>> BEGIN Dataset rows

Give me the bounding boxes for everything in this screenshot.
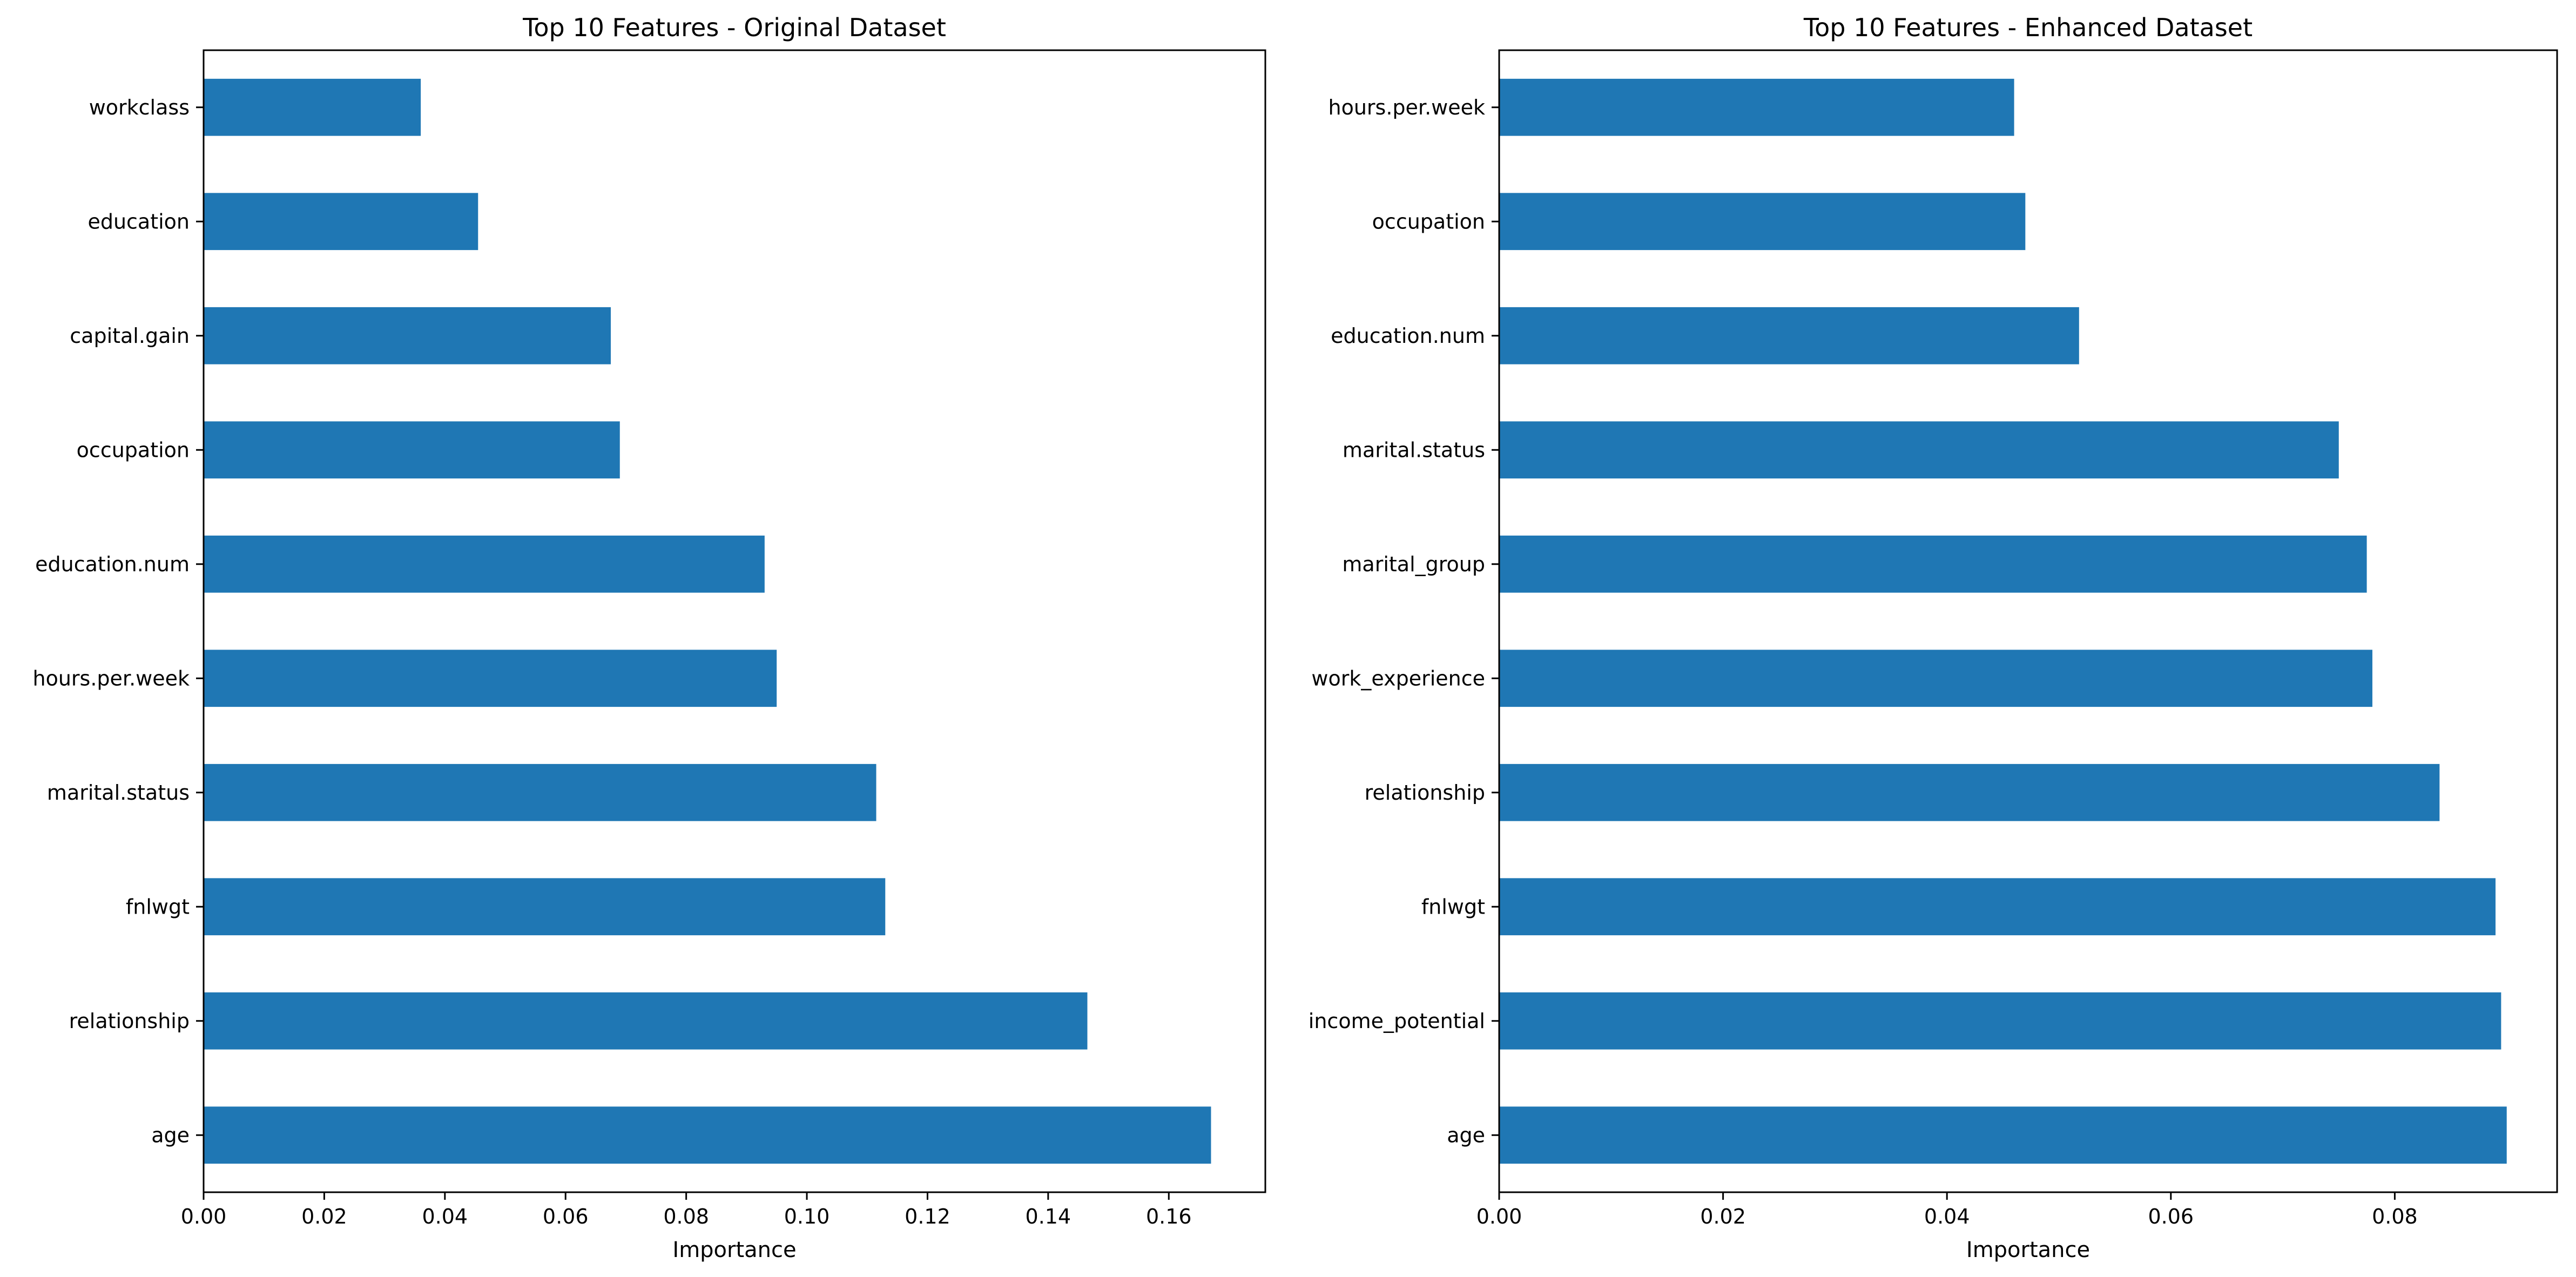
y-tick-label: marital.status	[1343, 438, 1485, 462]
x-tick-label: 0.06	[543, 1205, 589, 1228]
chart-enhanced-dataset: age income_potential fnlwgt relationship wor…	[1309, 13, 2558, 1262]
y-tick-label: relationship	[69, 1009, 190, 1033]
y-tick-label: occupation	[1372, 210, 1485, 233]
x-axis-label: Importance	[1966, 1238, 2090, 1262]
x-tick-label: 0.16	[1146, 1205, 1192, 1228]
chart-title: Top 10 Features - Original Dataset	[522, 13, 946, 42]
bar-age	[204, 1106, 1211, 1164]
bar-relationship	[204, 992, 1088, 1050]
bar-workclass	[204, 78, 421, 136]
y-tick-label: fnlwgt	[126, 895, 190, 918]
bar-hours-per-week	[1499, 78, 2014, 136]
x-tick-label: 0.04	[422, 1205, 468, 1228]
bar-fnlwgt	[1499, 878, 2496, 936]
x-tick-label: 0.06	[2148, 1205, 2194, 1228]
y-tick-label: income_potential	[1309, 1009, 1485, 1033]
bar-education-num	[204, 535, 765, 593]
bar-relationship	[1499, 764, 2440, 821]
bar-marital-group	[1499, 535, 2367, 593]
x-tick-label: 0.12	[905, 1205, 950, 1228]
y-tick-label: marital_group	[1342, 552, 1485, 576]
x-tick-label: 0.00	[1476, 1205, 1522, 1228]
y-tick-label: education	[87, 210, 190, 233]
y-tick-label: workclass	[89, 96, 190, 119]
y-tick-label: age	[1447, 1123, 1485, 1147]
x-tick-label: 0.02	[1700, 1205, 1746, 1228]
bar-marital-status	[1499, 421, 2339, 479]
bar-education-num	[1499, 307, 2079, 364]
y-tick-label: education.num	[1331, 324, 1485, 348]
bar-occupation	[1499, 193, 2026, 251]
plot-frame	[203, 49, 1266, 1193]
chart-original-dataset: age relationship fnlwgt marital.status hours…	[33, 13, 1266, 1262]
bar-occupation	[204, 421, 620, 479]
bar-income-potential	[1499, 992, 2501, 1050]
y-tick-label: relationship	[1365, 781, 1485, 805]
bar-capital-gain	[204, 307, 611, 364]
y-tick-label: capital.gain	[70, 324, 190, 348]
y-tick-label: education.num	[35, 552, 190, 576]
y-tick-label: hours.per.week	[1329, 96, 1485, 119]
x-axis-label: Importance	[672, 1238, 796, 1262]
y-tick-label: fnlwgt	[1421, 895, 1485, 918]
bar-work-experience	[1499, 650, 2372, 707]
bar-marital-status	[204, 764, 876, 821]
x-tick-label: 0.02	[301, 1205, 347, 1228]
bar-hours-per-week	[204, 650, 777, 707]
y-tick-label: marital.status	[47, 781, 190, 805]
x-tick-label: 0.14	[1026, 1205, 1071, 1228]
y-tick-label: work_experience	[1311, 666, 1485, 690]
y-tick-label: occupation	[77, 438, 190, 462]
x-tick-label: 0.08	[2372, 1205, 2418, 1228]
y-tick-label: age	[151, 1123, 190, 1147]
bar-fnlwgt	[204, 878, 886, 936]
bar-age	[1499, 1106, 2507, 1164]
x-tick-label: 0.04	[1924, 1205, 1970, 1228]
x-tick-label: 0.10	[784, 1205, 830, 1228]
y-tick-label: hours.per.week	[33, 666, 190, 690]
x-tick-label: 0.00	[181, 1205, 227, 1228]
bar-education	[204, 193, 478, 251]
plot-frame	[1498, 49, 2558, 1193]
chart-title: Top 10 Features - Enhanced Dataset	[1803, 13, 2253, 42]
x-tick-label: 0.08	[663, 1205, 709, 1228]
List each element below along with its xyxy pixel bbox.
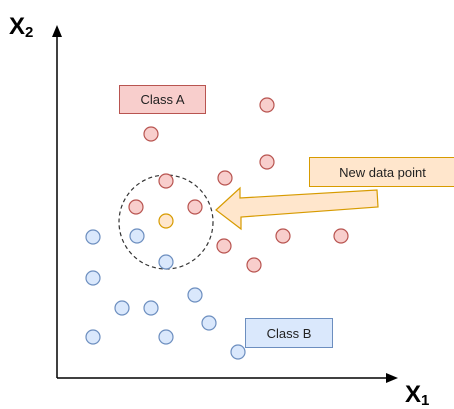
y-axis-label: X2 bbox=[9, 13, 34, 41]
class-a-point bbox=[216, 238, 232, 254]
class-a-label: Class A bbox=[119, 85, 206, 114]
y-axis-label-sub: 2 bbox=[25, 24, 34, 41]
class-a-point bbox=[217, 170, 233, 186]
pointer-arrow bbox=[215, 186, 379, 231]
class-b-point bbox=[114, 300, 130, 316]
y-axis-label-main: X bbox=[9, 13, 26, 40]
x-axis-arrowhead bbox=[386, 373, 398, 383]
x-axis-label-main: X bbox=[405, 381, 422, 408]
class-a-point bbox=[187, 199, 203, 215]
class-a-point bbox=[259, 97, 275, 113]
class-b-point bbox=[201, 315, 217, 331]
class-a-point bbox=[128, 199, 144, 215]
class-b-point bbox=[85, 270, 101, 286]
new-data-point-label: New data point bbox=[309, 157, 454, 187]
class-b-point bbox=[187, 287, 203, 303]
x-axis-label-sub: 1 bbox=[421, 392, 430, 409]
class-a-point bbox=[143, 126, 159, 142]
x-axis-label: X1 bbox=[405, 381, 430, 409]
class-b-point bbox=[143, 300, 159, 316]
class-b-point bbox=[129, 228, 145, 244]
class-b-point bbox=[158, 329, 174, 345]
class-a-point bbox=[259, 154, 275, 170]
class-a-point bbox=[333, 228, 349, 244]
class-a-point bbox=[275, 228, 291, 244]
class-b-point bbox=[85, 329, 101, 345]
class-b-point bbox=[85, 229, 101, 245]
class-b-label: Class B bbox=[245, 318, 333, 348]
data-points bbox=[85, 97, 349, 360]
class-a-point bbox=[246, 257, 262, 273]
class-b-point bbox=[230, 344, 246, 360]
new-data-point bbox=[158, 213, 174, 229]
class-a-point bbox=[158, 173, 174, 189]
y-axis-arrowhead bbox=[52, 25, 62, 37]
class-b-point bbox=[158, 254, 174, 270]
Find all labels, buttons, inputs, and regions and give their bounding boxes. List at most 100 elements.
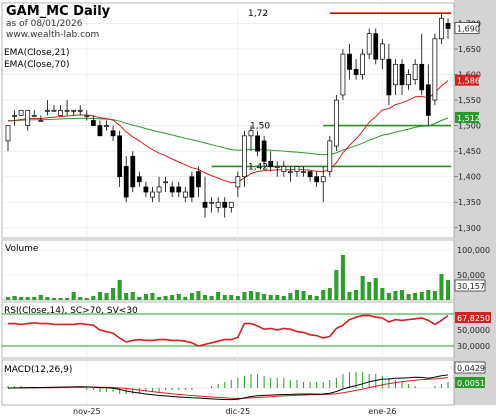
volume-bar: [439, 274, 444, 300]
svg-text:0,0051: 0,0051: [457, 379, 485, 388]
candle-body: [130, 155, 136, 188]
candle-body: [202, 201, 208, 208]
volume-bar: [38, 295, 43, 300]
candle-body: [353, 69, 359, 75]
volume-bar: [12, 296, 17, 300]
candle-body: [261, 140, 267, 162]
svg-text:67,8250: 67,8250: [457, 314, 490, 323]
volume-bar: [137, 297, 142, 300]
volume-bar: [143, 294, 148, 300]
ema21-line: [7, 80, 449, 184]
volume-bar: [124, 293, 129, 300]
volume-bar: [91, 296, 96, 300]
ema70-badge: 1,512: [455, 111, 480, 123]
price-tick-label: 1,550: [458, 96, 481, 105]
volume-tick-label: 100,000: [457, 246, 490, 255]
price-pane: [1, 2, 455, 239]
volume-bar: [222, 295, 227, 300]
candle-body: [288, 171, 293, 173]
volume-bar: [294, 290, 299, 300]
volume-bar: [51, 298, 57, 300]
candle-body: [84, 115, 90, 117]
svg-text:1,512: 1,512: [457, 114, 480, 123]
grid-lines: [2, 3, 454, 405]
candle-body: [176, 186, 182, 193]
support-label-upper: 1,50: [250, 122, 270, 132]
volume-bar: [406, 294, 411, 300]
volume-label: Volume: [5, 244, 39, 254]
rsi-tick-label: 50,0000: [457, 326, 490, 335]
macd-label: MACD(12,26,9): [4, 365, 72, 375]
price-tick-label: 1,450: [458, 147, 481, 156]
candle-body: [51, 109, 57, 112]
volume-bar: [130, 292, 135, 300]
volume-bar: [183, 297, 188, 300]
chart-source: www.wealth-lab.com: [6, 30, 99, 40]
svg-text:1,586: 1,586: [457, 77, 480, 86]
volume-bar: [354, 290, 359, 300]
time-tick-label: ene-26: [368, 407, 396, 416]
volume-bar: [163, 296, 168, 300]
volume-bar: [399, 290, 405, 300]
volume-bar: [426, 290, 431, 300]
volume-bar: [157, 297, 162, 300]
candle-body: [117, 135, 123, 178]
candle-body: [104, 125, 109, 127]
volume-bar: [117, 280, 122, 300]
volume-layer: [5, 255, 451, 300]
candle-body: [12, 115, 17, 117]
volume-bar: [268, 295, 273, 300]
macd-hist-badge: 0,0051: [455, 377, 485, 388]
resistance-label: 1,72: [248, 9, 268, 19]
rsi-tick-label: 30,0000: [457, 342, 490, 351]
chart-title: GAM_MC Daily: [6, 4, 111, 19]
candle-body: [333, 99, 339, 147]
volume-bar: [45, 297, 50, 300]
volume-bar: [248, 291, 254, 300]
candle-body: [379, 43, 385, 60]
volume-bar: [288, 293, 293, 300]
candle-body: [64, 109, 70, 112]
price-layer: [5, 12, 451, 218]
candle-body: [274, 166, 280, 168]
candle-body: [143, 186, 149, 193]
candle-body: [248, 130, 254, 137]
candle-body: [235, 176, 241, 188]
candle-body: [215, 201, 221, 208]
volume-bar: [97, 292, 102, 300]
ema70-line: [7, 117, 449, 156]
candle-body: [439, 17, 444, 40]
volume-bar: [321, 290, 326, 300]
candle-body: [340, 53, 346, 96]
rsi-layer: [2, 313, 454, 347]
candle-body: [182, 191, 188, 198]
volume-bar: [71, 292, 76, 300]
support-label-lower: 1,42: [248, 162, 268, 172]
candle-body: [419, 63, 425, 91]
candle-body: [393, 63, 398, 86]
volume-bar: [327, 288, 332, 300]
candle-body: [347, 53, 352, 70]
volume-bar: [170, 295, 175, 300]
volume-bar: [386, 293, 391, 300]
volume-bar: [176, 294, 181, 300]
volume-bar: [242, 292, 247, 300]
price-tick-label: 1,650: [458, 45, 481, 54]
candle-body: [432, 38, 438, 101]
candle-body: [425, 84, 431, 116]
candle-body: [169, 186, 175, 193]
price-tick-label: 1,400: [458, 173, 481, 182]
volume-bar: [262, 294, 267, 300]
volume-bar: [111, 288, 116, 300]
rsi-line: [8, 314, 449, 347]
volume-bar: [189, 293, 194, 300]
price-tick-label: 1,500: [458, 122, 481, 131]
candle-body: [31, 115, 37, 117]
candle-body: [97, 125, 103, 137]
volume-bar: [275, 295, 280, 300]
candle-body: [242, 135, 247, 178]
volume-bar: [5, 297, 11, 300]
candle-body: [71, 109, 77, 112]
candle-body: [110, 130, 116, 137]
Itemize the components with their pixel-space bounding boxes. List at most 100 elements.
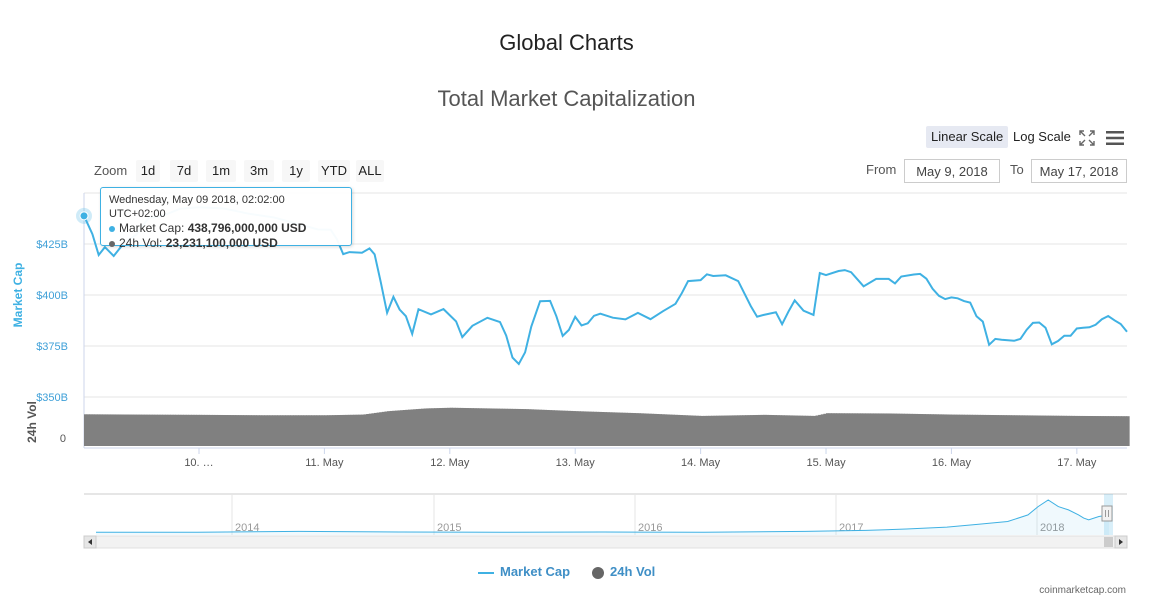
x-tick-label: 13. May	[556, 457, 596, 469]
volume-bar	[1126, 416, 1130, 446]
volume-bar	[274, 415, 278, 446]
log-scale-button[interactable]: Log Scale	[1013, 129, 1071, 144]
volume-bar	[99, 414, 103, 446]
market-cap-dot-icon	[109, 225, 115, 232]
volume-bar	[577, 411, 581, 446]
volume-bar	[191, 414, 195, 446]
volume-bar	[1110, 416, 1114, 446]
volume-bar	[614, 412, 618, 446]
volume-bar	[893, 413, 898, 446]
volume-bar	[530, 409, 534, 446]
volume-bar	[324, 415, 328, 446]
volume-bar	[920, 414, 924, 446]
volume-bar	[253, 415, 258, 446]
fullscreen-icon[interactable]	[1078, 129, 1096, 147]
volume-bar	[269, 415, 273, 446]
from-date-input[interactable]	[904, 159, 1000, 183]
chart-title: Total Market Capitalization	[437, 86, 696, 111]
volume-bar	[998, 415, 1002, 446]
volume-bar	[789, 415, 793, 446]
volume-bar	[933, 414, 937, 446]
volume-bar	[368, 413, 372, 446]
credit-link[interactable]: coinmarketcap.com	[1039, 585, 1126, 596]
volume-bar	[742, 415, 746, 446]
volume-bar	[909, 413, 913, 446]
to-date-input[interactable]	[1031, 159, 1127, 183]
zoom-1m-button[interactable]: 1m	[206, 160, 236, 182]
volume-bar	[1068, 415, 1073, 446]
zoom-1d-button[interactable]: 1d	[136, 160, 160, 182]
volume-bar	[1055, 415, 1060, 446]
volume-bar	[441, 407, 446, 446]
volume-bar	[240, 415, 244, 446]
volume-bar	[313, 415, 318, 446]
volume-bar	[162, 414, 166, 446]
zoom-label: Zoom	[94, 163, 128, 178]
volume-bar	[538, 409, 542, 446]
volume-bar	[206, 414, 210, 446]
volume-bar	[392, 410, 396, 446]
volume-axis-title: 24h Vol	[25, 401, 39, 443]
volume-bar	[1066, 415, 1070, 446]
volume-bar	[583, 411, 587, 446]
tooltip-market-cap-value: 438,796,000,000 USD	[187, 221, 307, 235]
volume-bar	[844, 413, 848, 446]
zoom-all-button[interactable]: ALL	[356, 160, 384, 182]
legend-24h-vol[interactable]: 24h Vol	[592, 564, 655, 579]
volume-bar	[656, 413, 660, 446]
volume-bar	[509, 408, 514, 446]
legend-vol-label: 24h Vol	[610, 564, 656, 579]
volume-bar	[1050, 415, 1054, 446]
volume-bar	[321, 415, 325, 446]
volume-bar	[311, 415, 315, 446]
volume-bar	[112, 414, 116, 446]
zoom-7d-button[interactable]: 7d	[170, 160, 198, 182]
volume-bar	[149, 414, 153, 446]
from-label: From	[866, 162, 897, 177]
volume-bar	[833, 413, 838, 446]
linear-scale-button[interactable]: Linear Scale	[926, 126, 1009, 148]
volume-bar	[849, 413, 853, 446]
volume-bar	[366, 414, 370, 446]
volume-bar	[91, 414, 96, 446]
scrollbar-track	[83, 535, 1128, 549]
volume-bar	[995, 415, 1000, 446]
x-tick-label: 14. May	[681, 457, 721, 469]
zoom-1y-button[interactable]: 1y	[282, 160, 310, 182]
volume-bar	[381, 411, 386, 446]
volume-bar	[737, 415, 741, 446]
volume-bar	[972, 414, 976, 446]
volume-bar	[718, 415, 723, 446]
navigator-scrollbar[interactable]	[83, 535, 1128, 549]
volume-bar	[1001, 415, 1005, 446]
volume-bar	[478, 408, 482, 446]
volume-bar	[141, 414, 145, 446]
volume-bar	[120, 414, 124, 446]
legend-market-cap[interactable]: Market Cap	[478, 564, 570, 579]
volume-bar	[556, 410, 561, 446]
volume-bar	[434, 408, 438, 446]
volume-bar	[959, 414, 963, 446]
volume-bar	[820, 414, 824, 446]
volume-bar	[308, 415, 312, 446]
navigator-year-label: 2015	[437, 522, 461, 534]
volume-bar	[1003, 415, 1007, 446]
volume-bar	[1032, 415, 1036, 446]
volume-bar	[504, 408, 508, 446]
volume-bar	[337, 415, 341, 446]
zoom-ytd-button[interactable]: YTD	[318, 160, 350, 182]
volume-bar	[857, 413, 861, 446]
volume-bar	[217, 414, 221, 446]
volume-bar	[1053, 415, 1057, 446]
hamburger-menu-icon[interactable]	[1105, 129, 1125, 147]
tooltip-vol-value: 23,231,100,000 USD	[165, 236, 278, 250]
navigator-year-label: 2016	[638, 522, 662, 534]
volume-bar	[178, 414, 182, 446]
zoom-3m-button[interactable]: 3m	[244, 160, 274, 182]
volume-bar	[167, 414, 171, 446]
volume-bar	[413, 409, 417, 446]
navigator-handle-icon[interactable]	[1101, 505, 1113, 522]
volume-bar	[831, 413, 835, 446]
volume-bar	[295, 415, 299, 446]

>> END Dataset rows

● Task description: Convert the listing above into a JSON list of strings, starting with the line that contains "457, 596, 469]" and continuing through the line that contains "413, 838, 446]". Give one string per line and omit any blank lines.

● Answer:
[
  "x-tick-label: 13. May\t[556, 457, 596, 469]",
  "volume-bar\t[1126, 416, 1130, 446]",
  "volume-bar\t[274, 415, 278, 446]",
  "log-scale-button[interactable]: Log Scale\t[1013, 129, 1071, 144]",
  "volume-bar\t[99, 414, 103, 446]",
  "market-cap-dot-icon\t[109, 225, 115, 232]",
  "volume-bar\t[577, 411, 581, 446]",
  "volume-bar\t[191, 414, 195, 446]",
  "volume-bar\t[1110, 416, 1114, 446]",
  "volume-bar\t[614, 412, 618, 446]",
  "volume-bar\t[893, 413, 898, 446]",
  "volume-bar\t[530, 409, 534, 446]",
  "volume-bar\t[324, 415, 328, 446]",
  "volume-bar\t[920, 414, 924, 446]",
  "volume-bar\t[253, 415, 258, 446]",
  "fullscreen-icon[interactable]\t[1078, 129, 1096, 147]",
  "volume-bar\t[269, 415, 273, 446]",
  "from-date-input[interactable]\t[904, 159, 1000, 183]",
  "chart-title: Total Market Capitalization\t[437, 86, 696, 111]",
  "volume-bar\t[998, 415, 1002, 446]",
  "volume-bar\t[789, 415, 793, 446]",
  "volume-bar\t[933, 414, 937, 446]",
  "volume-bar\t[368, 413, 372, 446]",
  "credit-link[interactable]: coinmarketcap.com\t[1039, 585, 1126, 596]",
  "volume-bar\t[742, 415, 746, 446]",
  "volume-bar\t[909, 413, 913, 446]",
  "to-date-input[interactable]\t[1031, 159, 1127, 183]",
  "zoom-1m-button[interactable]: 1m\t[206, 160, 236, 182]",
  "volume-bar\t[1068, 415, 1073, 446]",
  "zoom-1d-button[interactable]: 1d\t[136, 160, 160, 182]",
  "volume-bar\t[1055, 415, 1060, 446]",
  "volume-bar\t[441, 407, 446, 446]",
  "volume-bar\t[240, 415, 244, 446]",
  "volume-bar\t[313, 415, 318, 446]",
  "volume-bar\t[162, 414, 166, 446]",
  "zoom-label: Zoom\t[94, 163, 128, 178]",
  "volume-bar\t[538, 409, 542, 446]",
  "volume-bar\t[206, 414, 210, 446]",
  "volume-bar\t[392, 410, 396, 446]",
  "volume-axis-title: 24h Vol\t[25, 401, 39, 443]",
  "volume-bar\t[1066, 415, 1070, 446]",
  "volume-bar\t[583, 411, 587, 446]",
  "tooltip-market-cap-value: 438,796,000,000 USD\t[187, 221, 307, 235]",
  "volume-bar\t[844, 413, 848, 446]",
  "zoom-all-button[interactable]: ALL\t[356, 160, 384, 182]",
  "legend-24h-vol[interactable]: 24h Vol\t[592, 564, 655, 579]",
  "volume-bar\t[656, 413, 660, 446]",
  "volume-bar\t[509, 408, 514, 446]",
  "legend-vol-label: 24h Vol\t[610, 564, 656, 579]",
  "volume-bar\t[1050, 415, 1054, 446]",
  "volume-bar\t[321, 415, 325, 446]",
  "volume-bar\t[311, 415, 315, 446]",
  "volume-bar\t[112, 414, 116, 446]",
  "zoom-7d-button[interactable]: 7d\t[170, 160, 198, 182]",
  "volume-bar\t[149, 414, 153, 446]",
  "from-label: From\t[866, 162, 897, 177]",
  "volume-bar\t[833, 413, 838, 446]"
]